**TASK PROMPT:** Print out the entries below with no edits.

**RAW DATA:**
----
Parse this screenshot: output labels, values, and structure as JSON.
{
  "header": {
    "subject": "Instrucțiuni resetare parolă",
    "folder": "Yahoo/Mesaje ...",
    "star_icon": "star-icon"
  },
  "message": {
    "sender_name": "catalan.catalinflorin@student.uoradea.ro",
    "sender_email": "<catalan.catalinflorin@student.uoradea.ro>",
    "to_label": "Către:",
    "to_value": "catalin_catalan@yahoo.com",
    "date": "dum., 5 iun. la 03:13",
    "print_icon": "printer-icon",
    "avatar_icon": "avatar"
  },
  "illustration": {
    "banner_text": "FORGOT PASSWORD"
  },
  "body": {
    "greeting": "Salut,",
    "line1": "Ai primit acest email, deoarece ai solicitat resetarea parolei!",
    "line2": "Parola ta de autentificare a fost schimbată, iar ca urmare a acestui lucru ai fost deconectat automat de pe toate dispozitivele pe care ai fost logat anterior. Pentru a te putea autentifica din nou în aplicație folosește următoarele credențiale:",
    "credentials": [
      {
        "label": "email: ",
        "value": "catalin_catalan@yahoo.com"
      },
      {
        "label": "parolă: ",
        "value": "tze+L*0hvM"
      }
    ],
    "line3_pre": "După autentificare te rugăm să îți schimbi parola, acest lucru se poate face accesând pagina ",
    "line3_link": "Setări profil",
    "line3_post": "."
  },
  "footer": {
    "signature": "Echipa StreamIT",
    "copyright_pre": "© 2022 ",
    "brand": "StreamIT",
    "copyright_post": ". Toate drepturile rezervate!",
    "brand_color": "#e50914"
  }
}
----
**SOLUTION TO THE EXERCISE:**
Parse this screenshot: output labels, values, and structure as JSON.
{
  "header": {
    "subject": "Instrucțiuni resetare parolă",
    "folder": "Yahoo/Mesaje ...",
    "star_icon": "star-icon"
  },
  "message": {
    "sender_name": "catalan.catalinflorin@student.uoradea.ro",
    "sender_email": "<catalan.catalinflorin@student.uoradea.ro>",
    "to_label": "Către:",
    "to_value": "catalin_catalan@yahoo.com",
    "date": "dum., 5 iun. la 03:13",
    "print_icon": "printer-icon",
    "avatar_icon": "avatar"
  },
  "illustration": {
    "banner_text": "FORGOT PASSWORD"
  },
  "body": {
    "greeting": "Salut,",
    "line1": "Ai primit acest email, deoarece ai solicitat resetarea parolei!",
    "line2": "Parola ta de autentificare a fost schimbată, iar ca urmare a acestui lucru ai fost deconectat automat de pe toate dispozitivele pe care ai fost logat anterior. Pentru a te putea autentifica din nou în aplicație folosește următoarele credențiale:",
    "credentials": [
      {
        "label": "email: ",
        "value": "catalin_catalan@yahoo.com"
      },
      {
        "label": "parolă: ",
        "value": "tze+L*0hvM"
      }
    ],
    "line3_pre": "După autentificare te rugăm să îți schimbi parola, acest lucru se poate face accesând pagina ",
    "line3_link": "Setări profil",
    "line3_post": "."
  },
  "footer": {
    "signature": "Echipa StreamIT",
    "copyright_pre": "© 2022 ",
    "brand": "StreamIT",
    "copyright_post": ". Toate drepturile rezervate!",
    "brand_color": "#e50914"
  }
}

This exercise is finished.